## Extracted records
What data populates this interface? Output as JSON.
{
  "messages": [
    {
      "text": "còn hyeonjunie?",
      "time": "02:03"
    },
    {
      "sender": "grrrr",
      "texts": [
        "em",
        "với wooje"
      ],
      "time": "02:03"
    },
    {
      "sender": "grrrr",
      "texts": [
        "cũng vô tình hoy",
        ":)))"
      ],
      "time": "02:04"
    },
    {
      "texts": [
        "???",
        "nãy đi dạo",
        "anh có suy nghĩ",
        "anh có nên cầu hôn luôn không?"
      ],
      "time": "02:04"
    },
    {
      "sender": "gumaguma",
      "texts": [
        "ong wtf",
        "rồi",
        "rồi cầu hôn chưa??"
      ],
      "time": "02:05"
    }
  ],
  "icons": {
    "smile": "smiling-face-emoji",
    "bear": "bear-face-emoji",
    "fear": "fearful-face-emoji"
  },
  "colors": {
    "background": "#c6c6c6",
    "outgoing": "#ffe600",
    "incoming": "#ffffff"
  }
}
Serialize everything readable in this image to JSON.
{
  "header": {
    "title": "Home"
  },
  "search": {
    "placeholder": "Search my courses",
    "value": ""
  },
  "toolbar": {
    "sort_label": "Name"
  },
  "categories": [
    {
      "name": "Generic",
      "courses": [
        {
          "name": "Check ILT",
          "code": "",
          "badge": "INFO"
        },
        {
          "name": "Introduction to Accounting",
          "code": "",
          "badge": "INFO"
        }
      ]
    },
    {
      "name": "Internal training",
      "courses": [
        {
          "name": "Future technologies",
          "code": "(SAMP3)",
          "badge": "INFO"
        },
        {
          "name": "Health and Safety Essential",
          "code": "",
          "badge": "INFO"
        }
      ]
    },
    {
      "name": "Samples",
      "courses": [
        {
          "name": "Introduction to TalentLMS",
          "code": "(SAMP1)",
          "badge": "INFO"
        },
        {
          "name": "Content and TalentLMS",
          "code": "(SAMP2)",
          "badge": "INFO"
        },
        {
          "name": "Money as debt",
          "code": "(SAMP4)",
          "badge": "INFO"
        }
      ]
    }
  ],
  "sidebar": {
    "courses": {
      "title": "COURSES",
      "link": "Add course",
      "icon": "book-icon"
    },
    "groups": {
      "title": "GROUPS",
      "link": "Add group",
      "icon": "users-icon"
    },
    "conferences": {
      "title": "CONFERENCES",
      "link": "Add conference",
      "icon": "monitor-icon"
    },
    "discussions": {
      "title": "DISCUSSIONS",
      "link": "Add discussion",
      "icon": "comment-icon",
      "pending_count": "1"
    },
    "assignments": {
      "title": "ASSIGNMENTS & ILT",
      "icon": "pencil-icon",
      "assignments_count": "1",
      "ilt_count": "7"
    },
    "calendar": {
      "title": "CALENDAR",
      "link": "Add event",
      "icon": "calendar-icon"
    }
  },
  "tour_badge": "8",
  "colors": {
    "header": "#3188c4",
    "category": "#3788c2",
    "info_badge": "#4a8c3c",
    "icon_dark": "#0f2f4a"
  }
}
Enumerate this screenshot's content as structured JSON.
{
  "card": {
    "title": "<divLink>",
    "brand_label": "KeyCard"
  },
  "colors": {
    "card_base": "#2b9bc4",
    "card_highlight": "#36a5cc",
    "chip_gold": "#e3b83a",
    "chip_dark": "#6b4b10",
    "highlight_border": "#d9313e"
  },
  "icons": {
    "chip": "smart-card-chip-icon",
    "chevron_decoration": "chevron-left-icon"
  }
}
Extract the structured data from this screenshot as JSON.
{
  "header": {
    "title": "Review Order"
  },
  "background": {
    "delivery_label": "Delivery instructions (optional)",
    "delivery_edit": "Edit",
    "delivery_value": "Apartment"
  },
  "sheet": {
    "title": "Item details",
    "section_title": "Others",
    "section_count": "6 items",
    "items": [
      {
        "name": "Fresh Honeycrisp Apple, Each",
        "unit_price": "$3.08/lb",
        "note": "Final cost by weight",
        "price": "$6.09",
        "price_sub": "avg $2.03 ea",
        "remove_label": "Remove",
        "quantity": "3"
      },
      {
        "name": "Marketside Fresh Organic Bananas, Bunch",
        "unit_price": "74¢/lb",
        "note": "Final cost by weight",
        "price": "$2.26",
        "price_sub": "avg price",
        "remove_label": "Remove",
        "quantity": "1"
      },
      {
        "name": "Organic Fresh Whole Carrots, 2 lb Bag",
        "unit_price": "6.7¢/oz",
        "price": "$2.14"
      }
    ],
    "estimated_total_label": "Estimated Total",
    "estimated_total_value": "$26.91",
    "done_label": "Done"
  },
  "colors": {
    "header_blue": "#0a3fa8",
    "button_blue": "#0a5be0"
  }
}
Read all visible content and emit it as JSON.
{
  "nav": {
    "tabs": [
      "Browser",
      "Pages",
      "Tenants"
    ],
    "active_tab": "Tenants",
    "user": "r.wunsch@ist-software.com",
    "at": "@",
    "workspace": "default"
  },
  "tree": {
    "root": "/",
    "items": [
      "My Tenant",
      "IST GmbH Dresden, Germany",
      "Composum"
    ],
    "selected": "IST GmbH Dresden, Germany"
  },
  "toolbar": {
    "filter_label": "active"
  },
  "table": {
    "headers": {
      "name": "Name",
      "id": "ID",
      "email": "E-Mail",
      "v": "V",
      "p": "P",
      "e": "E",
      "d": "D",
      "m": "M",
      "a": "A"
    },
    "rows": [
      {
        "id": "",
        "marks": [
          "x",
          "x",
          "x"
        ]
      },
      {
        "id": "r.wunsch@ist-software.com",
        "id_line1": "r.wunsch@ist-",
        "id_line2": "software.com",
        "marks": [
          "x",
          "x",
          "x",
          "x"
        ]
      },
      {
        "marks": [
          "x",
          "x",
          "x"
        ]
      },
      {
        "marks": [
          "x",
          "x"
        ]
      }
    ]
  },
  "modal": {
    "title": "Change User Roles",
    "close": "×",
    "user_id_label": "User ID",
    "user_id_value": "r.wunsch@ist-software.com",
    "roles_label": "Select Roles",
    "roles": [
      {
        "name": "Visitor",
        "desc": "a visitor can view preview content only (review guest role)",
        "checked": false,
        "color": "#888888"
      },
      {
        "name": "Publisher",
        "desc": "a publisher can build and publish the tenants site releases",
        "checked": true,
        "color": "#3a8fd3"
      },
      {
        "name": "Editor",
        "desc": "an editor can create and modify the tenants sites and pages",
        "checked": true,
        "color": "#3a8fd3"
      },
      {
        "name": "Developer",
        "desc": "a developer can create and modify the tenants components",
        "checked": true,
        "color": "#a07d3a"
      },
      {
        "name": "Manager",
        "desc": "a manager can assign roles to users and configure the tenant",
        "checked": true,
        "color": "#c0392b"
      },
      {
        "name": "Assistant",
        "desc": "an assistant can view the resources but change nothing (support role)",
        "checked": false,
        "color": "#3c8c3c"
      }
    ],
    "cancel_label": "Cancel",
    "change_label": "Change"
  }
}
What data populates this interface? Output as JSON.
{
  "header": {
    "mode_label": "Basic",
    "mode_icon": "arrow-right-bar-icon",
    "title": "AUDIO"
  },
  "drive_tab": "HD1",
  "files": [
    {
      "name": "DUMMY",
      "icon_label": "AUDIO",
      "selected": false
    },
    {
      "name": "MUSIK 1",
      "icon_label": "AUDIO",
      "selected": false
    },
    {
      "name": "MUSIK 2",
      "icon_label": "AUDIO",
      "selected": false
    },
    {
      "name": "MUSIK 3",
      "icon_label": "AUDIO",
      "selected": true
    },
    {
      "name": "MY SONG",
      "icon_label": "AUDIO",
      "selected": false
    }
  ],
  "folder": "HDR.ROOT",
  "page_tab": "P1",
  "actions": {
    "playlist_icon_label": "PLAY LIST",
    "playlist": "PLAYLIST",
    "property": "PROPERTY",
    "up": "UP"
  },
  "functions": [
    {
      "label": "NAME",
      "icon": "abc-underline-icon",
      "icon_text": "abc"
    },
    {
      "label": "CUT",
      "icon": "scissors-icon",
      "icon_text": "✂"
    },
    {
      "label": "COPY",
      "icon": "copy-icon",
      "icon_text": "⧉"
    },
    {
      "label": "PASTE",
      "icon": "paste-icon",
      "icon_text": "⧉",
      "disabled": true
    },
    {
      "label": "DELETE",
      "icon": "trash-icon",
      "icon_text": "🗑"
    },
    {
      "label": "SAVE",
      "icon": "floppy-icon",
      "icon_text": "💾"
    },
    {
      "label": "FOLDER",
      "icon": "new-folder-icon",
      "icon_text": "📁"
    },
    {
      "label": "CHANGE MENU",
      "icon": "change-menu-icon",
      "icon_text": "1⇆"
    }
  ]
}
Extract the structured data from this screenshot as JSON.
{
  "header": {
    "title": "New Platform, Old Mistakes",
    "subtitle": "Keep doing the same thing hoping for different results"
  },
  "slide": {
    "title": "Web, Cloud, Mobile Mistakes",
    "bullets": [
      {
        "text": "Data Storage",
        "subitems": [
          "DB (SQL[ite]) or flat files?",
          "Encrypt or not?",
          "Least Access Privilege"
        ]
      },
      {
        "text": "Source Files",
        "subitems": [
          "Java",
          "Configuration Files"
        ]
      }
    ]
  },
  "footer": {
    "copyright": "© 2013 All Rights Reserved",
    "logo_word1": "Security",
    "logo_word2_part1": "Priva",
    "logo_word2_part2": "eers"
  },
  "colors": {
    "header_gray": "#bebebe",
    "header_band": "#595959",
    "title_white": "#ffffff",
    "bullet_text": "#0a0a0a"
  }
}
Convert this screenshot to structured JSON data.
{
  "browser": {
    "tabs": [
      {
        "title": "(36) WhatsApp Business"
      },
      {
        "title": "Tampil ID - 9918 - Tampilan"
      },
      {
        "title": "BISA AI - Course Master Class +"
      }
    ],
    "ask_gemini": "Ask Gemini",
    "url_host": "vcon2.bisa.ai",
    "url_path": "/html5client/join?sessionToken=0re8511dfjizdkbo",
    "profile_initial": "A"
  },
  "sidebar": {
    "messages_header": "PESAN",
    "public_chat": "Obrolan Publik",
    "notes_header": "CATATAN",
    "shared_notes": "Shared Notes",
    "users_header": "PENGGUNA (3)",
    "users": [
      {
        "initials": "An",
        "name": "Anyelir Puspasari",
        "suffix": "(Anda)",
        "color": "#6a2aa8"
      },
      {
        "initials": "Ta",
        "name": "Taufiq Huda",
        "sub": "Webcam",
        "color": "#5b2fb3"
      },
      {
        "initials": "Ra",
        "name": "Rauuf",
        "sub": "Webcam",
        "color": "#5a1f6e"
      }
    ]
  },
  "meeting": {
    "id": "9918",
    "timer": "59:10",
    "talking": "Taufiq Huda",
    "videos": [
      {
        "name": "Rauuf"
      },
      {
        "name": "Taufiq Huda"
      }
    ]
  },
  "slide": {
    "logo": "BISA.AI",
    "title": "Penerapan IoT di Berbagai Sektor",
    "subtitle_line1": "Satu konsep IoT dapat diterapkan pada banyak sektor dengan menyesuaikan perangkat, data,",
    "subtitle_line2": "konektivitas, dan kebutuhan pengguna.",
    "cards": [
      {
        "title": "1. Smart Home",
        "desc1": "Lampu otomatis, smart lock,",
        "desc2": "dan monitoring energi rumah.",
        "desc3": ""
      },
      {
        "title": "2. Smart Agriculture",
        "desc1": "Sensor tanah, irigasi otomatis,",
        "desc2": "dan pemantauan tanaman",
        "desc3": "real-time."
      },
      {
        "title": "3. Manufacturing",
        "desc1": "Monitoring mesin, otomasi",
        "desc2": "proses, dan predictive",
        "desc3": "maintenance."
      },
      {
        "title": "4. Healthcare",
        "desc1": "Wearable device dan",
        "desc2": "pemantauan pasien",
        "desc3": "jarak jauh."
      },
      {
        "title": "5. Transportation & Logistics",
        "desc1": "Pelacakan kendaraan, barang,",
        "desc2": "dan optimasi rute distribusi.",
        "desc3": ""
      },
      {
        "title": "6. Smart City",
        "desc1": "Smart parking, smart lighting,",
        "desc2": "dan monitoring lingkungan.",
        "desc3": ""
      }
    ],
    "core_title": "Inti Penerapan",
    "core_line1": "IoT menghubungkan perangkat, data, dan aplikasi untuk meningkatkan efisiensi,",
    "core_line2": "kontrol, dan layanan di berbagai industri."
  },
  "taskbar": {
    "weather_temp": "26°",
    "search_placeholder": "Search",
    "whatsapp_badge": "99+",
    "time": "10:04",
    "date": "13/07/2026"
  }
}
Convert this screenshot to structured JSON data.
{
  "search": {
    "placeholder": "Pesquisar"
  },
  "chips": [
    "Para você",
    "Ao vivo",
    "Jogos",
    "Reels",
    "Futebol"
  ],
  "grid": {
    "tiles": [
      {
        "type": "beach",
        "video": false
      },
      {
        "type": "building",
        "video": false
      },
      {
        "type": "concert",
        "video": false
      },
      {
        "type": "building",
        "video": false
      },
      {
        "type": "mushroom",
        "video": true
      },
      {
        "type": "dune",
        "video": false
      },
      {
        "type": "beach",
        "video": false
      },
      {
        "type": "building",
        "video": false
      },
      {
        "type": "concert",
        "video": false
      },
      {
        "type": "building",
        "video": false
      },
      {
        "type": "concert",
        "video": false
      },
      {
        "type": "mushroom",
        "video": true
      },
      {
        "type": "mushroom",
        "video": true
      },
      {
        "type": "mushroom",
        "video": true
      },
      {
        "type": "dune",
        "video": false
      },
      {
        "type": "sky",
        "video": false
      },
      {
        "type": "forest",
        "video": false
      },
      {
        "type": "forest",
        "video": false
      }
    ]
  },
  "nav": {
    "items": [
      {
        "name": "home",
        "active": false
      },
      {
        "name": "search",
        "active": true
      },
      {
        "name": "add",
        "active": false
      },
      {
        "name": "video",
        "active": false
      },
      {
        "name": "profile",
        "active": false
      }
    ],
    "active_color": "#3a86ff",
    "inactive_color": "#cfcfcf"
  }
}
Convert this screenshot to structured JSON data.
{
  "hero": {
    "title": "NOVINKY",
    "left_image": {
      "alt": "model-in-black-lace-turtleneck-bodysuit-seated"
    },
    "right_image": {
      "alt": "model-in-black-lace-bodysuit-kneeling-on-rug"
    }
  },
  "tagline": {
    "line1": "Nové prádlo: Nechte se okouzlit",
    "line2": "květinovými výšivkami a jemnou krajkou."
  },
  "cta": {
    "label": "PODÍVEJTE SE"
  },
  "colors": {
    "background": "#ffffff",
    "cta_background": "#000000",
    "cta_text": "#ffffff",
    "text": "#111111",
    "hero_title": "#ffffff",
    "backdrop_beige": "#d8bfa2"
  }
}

## Exercise prompt
Of the lines in this listing, report how many contain the string "perangkat", and give the number only.

## Output for this task
2